== LISTED RECORDS

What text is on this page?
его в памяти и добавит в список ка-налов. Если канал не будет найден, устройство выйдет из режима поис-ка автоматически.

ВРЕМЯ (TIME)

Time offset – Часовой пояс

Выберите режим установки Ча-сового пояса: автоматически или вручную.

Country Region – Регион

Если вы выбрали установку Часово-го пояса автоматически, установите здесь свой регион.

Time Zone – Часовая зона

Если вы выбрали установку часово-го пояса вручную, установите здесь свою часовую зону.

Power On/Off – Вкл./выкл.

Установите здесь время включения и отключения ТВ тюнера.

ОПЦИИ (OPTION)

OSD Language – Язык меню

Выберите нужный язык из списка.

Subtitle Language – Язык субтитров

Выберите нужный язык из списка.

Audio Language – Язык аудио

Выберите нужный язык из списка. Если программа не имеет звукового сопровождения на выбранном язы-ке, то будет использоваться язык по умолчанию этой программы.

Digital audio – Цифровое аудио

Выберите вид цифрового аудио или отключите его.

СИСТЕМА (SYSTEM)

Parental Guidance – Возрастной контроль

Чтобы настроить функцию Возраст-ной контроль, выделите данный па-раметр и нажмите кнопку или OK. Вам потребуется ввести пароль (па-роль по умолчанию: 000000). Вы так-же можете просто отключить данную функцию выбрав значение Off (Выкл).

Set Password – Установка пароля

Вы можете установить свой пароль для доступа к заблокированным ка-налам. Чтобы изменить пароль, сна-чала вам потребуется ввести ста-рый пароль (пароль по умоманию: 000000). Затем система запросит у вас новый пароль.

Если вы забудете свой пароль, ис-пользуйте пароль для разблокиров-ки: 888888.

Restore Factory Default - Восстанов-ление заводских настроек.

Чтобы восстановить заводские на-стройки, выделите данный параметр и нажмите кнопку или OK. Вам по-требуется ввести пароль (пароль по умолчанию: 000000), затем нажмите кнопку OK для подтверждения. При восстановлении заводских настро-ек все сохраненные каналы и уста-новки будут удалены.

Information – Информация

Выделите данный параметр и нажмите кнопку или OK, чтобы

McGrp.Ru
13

====

INSTRUCTIONS TO FOLLOW =>
Copy all lines from the material that contain "Выберите".

TASK SOLUTION =>
Выберите режим установки Ча-сового пояса: автоматически или вручную.
Выберите нужный язык из списка.
Выберите нужный язык из списка.
Выберите нужный язык из списка. Если программа не имеет звукового сопровождения на выбранном язы-ке, то будет использоваться язык по умолчанию этой программы.
Выберите вид цифрового аудио или отключите его.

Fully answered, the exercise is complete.